(Required task): Find the lines holding the word "alpha" and collect them.

(Given entries):
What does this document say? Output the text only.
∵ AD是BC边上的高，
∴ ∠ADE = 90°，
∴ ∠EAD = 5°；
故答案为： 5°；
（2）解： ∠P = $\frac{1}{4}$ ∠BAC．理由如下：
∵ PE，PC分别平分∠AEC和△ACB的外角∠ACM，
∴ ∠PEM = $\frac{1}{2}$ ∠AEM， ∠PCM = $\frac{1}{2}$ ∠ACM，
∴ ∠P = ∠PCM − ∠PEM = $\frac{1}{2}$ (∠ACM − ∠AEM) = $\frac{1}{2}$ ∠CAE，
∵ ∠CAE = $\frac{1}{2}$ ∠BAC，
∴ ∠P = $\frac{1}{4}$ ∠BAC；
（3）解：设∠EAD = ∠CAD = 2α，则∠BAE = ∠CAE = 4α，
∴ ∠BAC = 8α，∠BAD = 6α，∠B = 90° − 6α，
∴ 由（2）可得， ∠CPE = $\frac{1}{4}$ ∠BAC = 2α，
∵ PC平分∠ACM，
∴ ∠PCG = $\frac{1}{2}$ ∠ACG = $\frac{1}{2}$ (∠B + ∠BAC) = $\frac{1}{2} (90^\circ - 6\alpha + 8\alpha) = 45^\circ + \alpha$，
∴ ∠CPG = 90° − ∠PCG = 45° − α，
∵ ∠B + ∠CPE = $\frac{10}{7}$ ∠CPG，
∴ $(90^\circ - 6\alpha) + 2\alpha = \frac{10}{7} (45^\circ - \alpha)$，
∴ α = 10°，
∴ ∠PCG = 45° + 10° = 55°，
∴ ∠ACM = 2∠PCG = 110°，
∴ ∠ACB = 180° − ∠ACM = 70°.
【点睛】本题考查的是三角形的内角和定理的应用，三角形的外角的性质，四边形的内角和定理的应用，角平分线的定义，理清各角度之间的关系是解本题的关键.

(Solved problem):
∴ ∠PCG = $\frac{1}{2}$ ∠ACG = $\frac{1}{2}$ (∠B + ∠BAC) = $\frac{1}{2} (90^\circ - 6\alpha + 8\alpha) = 45^\circ + \alpha$，
∴ $(90^\circ - 6\alpha) + 2\alpha = \frac{10}{7} (45^\circ - \alpha)$，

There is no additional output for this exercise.